** Begin **
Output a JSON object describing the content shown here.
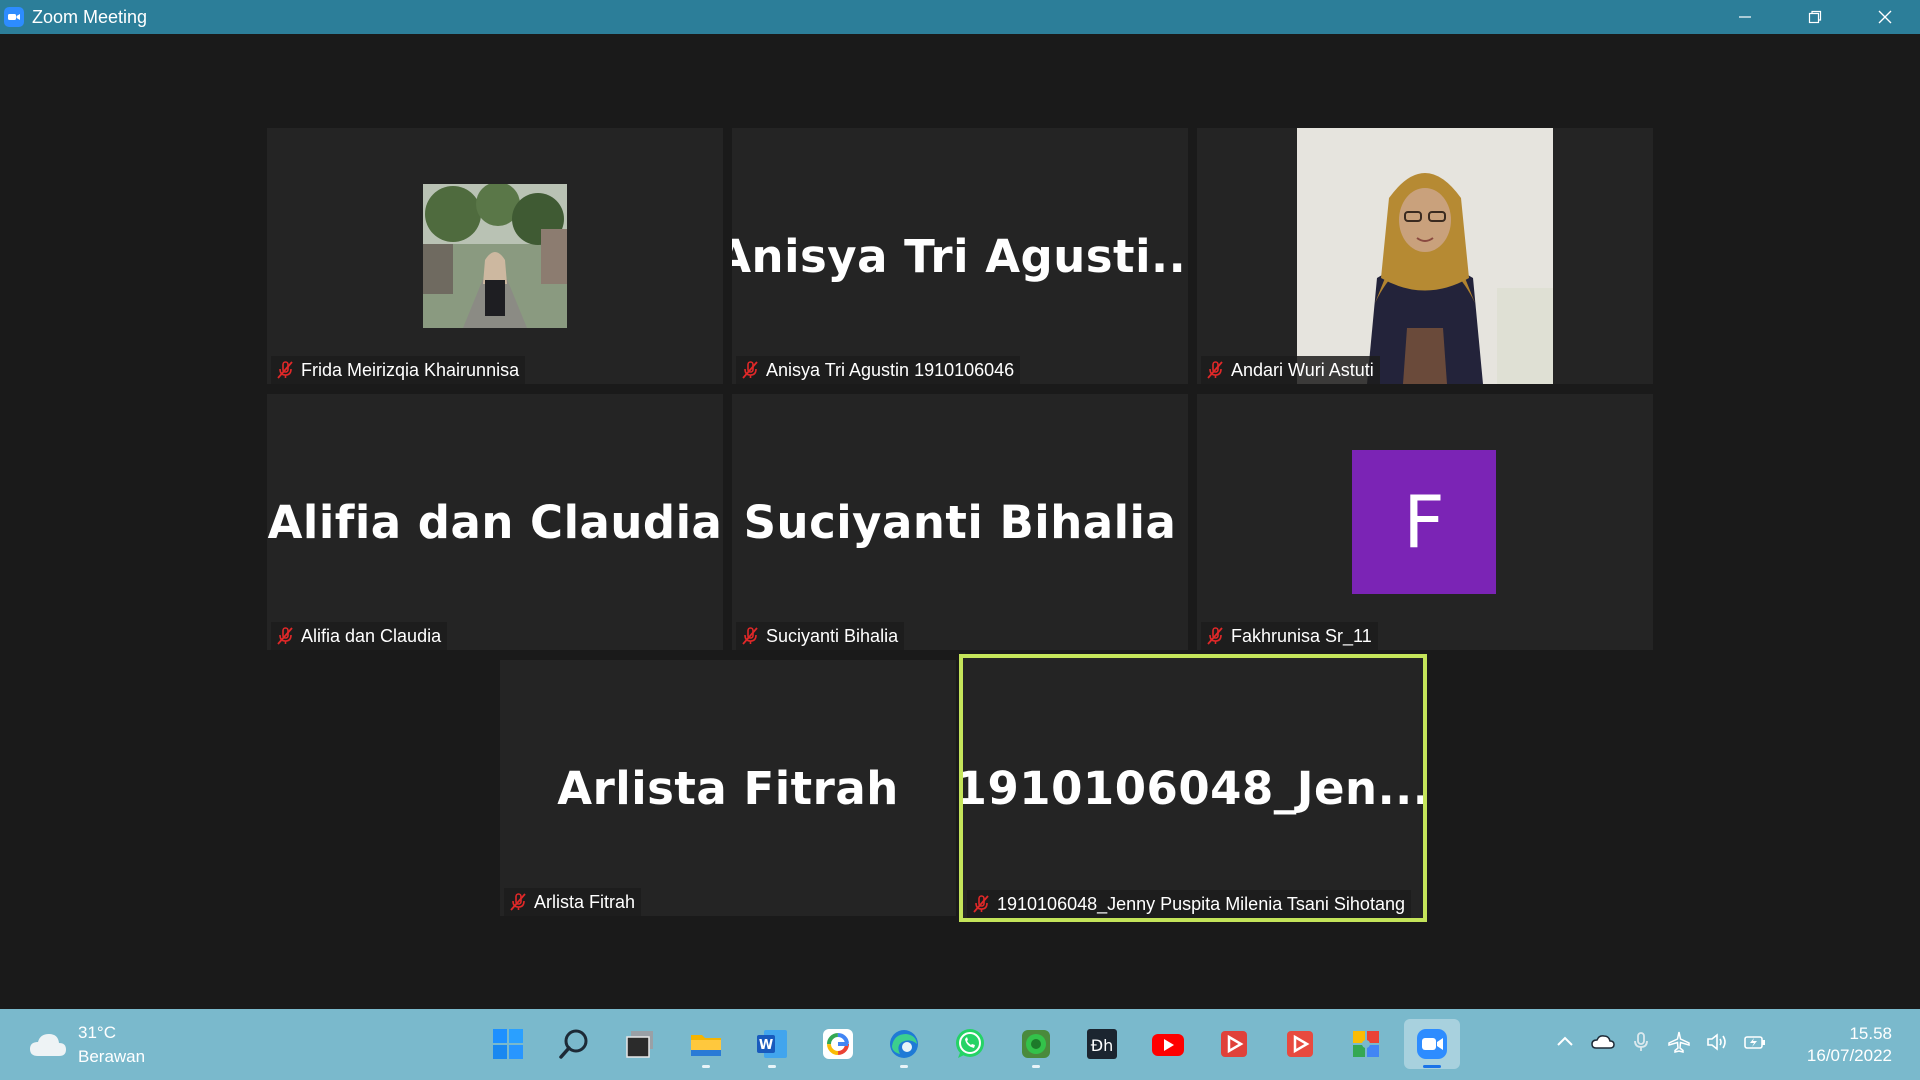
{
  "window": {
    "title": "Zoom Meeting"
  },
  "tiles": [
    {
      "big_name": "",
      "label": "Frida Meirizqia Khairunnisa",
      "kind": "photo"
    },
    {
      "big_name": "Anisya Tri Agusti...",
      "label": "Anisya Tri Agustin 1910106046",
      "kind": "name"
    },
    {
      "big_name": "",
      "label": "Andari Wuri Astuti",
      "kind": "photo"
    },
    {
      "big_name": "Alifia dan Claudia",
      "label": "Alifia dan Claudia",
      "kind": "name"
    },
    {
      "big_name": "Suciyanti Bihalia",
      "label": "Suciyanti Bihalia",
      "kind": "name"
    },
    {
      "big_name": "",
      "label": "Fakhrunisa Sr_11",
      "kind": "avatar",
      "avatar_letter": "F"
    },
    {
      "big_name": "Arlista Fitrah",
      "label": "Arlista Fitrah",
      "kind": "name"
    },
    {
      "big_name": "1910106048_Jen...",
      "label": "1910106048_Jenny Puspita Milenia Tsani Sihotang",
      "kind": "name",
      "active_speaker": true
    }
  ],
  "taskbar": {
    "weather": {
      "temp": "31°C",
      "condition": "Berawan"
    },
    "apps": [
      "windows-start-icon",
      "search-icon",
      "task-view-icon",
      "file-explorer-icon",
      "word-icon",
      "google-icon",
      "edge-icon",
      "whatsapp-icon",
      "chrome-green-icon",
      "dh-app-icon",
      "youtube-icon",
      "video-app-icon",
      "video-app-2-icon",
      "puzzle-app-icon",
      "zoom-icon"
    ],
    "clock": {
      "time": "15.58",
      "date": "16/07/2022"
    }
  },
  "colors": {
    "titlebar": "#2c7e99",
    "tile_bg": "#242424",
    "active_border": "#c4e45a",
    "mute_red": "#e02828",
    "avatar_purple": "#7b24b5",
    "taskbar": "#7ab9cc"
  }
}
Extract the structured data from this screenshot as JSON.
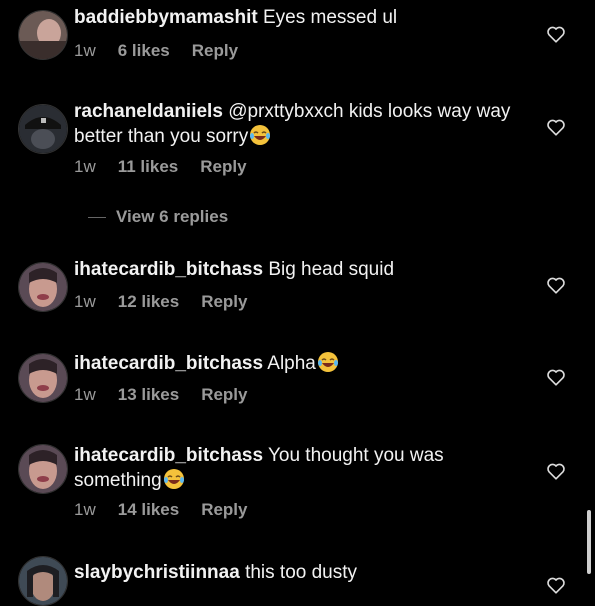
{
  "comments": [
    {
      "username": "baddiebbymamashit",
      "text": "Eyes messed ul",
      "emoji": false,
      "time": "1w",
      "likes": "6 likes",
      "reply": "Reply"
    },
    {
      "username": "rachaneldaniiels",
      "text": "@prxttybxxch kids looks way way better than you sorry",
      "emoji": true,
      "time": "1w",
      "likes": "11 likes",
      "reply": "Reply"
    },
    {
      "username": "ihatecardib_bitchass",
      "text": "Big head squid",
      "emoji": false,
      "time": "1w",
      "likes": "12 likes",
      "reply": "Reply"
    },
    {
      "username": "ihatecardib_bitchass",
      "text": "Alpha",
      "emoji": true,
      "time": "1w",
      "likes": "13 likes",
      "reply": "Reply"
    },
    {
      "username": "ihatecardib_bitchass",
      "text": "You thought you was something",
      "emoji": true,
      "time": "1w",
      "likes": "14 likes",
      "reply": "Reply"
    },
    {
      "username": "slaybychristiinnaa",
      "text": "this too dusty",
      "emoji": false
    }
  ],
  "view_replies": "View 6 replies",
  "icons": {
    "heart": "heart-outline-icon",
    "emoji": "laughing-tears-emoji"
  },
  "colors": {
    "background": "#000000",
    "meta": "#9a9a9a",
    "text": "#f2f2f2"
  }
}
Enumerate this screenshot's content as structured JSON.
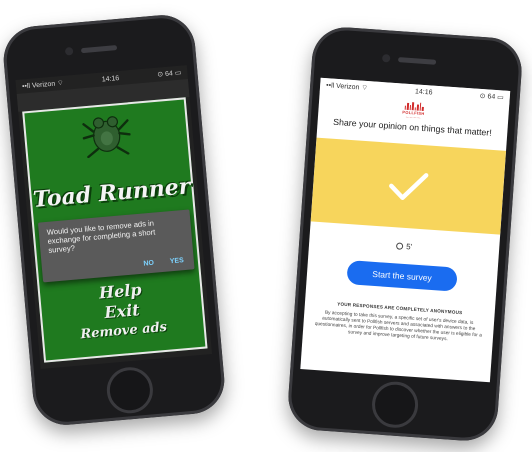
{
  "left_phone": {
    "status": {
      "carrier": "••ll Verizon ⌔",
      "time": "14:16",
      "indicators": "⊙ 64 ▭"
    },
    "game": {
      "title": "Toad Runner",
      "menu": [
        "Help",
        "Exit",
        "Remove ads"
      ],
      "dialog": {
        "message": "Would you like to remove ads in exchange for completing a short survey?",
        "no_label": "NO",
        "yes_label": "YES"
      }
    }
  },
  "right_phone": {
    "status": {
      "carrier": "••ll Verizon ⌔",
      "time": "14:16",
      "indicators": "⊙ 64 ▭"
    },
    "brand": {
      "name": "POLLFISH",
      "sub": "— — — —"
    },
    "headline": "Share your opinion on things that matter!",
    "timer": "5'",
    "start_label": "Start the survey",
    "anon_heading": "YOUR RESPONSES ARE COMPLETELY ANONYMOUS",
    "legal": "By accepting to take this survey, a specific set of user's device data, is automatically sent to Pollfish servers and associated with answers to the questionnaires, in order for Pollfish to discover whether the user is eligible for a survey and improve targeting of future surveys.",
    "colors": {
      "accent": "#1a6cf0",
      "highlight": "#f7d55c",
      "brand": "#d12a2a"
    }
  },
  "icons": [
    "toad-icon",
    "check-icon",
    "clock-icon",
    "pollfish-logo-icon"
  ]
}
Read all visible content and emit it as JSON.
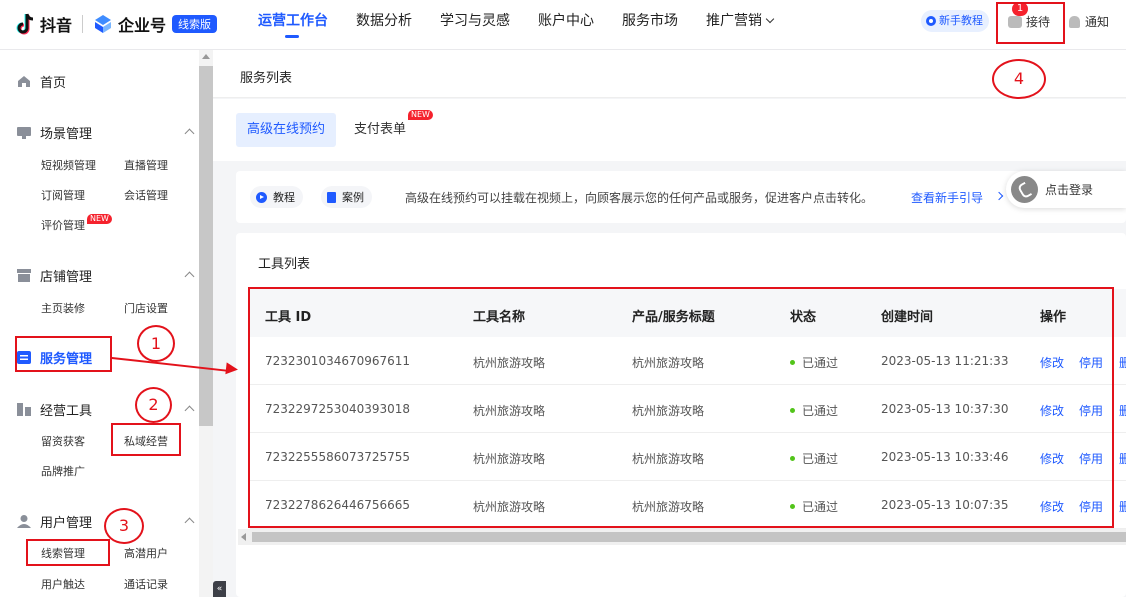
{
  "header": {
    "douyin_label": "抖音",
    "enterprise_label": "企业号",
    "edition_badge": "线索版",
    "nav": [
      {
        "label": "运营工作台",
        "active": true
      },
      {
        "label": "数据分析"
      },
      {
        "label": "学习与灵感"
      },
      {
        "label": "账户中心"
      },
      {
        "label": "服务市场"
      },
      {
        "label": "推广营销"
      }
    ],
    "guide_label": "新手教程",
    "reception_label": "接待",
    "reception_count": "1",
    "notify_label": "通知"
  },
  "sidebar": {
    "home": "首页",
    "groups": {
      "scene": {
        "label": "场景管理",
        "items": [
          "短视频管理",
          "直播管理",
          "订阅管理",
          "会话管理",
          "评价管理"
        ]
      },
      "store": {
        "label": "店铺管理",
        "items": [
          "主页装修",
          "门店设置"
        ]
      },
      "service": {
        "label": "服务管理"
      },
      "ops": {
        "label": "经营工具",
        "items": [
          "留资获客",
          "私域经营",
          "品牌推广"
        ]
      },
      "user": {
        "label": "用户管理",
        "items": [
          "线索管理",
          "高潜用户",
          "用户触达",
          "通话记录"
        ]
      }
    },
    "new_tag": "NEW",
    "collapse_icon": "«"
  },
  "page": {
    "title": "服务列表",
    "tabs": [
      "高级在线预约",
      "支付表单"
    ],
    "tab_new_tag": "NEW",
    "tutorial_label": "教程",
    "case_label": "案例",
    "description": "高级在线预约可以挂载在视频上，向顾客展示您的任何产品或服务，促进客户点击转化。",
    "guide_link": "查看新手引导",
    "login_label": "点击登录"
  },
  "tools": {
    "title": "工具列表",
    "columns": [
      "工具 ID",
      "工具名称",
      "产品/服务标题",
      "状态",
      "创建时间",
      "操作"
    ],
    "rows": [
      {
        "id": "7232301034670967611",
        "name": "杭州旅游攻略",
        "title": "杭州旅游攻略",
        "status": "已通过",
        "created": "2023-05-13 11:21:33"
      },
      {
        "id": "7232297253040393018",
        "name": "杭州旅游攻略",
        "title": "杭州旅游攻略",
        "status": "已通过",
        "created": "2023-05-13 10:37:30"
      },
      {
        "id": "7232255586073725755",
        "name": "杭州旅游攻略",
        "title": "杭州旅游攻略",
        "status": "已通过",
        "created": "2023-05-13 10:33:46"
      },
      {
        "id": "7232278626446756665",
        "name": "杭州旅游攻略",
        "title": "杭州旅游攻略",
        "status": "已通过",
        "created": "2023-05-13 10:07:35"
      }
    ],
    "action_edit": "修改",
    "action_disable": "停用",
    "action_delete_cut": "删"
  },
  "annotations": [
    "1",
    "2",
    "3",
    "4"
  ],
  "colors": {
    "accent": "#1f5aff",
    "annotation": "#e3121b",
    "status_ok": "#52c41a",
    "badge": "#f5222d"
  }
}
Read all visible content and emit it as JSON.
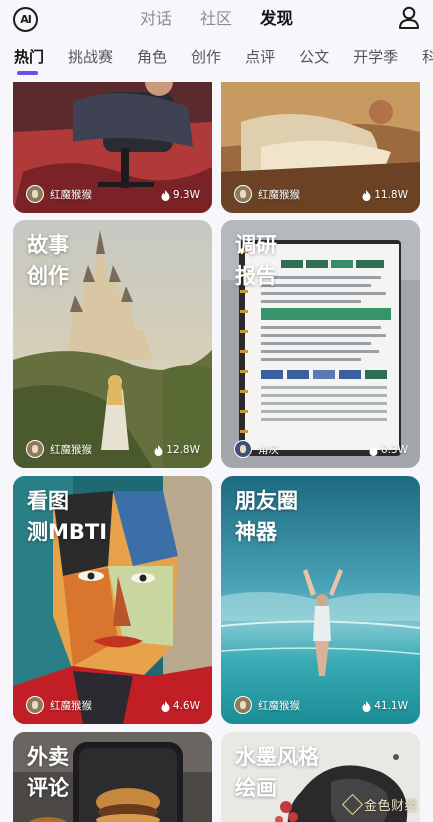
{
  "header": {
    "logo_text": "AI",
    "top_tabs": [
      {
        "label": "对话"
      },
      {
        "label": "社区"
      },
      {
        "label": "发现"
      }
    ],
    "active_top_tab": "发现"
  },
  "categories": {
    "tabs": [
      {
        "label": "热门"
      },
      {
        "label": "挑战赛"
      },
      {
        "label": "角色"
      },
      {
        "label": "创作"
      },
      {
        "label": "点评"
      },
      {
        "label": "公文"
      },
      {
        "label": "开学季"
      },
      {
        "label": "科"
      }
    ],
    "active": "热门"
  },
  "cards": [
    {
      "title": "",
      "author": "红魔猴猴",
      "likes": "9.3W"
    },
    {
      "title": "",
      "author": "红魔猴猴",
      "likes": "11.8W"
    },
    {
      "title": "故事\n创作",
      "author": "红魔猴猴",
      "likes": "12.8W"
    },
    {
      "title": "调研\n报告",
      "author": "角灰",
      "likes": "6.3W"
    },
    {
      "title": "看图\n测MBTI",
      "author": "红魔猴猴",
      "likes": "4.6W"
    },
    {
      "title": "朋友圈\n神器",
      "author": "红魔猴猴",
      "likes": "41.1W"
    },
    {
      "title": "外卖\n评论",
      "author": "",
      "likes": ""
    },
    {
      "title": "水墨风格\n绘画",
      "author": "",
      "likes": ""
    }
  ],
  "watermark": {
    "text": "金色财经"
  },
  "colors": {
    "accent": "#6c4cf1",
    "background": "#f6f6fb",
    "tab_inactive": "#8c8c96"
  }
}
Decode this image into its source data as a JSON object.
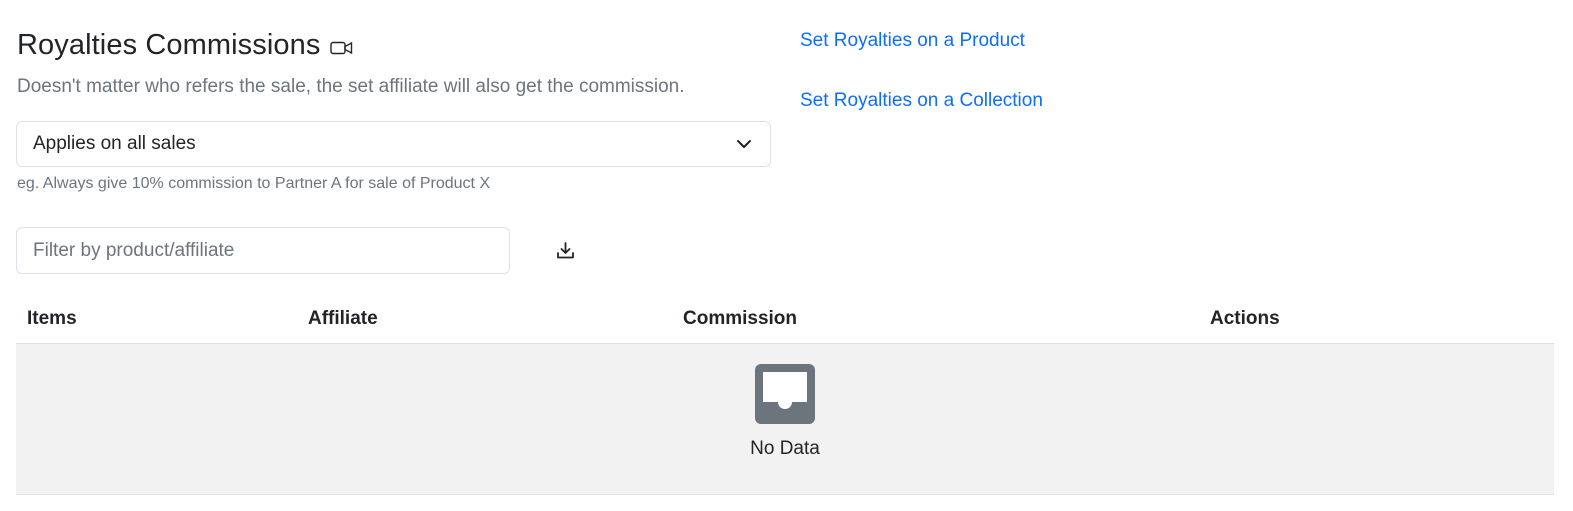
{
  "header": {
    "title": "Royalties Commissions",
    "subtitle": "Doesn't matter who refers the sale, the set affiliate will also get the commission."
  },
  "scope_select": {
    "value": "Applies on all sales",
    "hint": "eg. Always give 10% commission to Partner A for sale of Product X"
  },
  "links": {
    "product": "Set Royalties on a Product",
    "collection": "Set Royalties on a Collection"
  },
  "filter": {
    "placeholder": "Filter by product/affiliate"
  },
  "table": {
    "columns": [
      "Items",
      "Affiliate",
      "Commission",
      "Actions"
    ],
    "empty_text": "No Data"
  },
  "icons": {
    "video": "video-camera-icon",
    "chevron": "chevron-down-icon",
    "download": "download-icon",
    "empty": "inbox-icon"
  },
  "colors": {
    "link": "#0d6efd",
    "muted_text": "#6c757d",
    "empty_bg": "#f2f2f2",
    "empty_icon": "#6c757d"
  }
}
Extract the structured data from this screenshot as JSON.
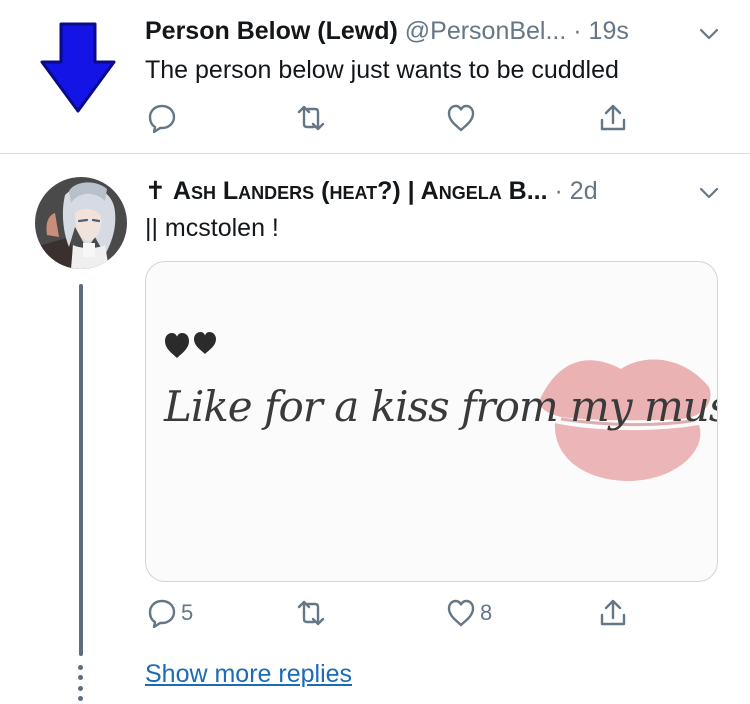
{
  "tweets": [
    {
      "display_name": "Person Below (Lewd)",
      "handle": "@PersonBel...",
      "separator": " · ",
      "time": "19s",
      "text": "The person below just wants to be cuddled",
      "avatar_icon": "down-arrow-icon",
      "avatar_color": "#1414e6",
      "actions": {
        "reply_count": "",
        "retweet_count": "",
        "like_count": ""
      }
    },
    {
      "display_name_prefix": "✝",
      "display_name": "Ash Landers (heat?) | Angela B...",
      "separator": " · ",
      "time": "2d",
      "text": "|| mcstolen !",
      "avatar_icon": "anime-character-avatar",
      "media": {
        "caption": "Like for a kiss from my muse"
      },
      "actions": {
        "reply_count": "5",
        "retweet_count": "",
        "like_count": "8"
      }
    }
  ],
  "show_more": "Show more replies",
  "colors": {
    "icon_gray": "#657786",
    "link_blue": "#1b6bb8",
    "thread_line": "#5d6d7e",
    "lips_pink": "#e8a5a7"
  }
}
** End **
— EXERCISE —
Each line above that includes "Suciyanti" should be shown.

— TASK RESPONSE —
      "big_name": "Suciyanti Bihalia",
      "label": "Suciyanti Bihalia",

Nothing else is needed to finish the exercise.